▶ _Do this_
Copy out all the lines in the records that include the word "NH₄Cl".

▶ _Data_
>>>

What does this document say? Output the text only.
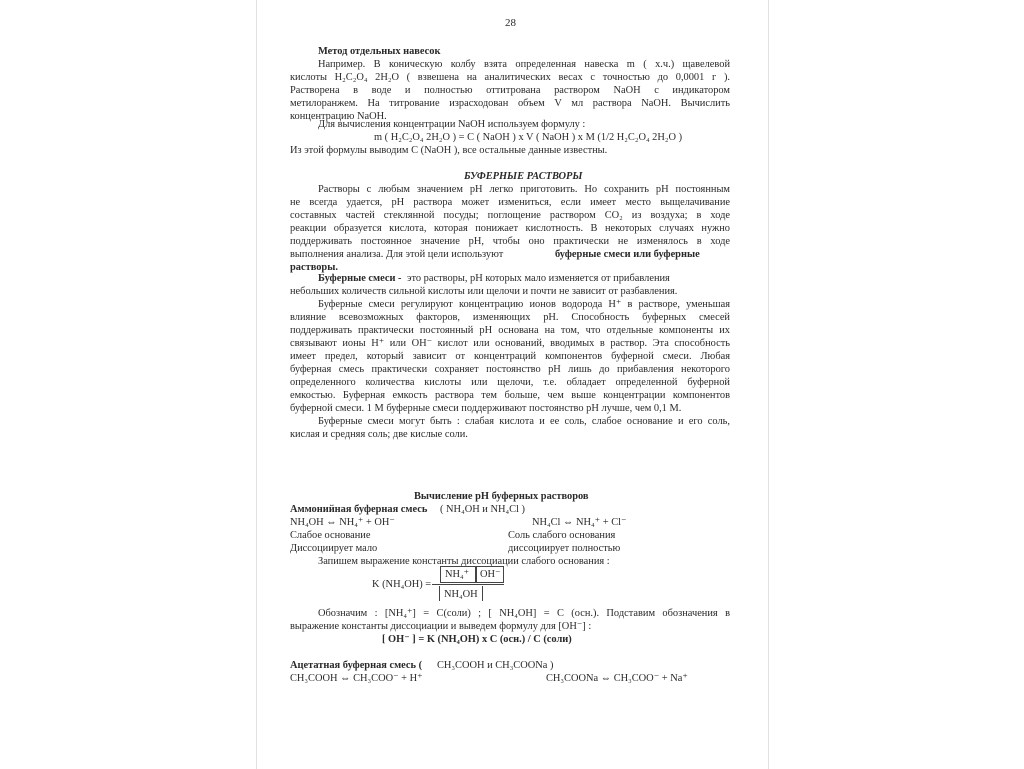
28
Метод отдельных навесок
Например. В коническую колбу взята определенная навеска m ( х.ч.) щавелевой
кислоты H₂C₂O₄ 2H₂O ( взвешена на аналитических весах с точностью до 0,0001 г ).
Растворена в воде и полностью оттитрована раствором NaOH с индикатором
метилоранжем. На титрование израсходован объем V мл раствора NaOH. Вычислить
концентрацию NaOH.
Для вычисления концентрации NaOH используем формулу :
m ( H₂C₂O₄ 2H₂O ) = C ( NaOH ) x V ( NaOH ) x M (1/2 H₂C₂O₄ 2H₂O )
Из этой формулы выводим C (NaOH ), все остальные данные известны.
БУФЕРНЫЕ РАСТВОРЫ
Растворы с любым значением рН легко приготовить. Но сохранить рН постоянным
не всегда удается, рН раствора может измениться, если имеет место выщелачивание
составных частей стеклянной посуды; поглощение раствором CO₂ из воздуха; в ходе
реакции образуется кислота, которая понижает кислотность. В некоторых случаях нужно
поддерживать постоянное значение рН, чтобы оно практически не изменялось в ходе
выполнения анализа. Для этой цели используют	буферные смеси или буферные
растворы.
Буферные смеси - это растворы, рН которых мало изменяется от прибавления
небольших количеств сильной кислоты или щелочи и почти не зависит от разбавления.
Буферные смеси регулируют концентрацию ионов водорода H⁺ в растворе, уменьшая
влияние всевозможных факторов, изменяющих pH. Способность буферных смесей
поддерживать практически постоянный рН основана на том, что отдельные компоненты их
связывают ионы H⁺ или OH⁻ кислот или оснований, вводимых в раствор. Эта способность
имеет предел, который зависит от концентраций компонентов буферной смеси. Любая
буферная смесь практически сохраняет постоянство рН лишь до прибавления некоторого
определенного количества кислоты или щелочи, т.е. обладает определенной буферной
емкостью. Буферная емкость раствора тем больше, чем выше концентрации компонентов
буферной смеси. 1 М буферные смеси поддерживают постоянство рН лучше, чем 0,1 М.
Буферные смеси могут быть : слабая кислота и ее соль, слабое основание и его соль,
кислая и средняя соль; две кислые соли.
Вычисление рН буферных растворов
Аммонийная буферная смесь ( NH₄OH и NH₄Cl )
NH₄OH ⇔ NH₄⁺ + OH⁻	NH₄Cl ⇔ NH₄⁺ + Cl⁻
Слабое основание	Соль слабого основания
Диссоциирует мало	диссоциирует полностью
Запишем выражение константы диссоциации слабого основания :
K (NH₄OH) =
NH₄⁺ OH⁻
NH₄OH
Обозначим : [NH₄⁺] = C(соли) ; [ NH₄OH] = C (осн.). Подставим обозначения в
выражение константы диссоциации и выведем формулу для [OH⁻] :
[ OH⁻ ] = K (NH₄OH) x C (осн.) / C (соли)
Ацетатная буферная смесь ( CH₃COOH и CH₃COONa )
CH₃COOH ⇔ CH₃COO⁻ + H⁺	CH₃COONa ⇔ CH₃COO⁻ + Na⁺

<<<

▶ _Task output_
Аммонийная буферная смесь ( NH₄OH и NH₄Cl )
NH₄OH ⇔ NH₄⁺ + OH⁻	NH₄Cl ⇔ NH₄⁺ + Cl⁻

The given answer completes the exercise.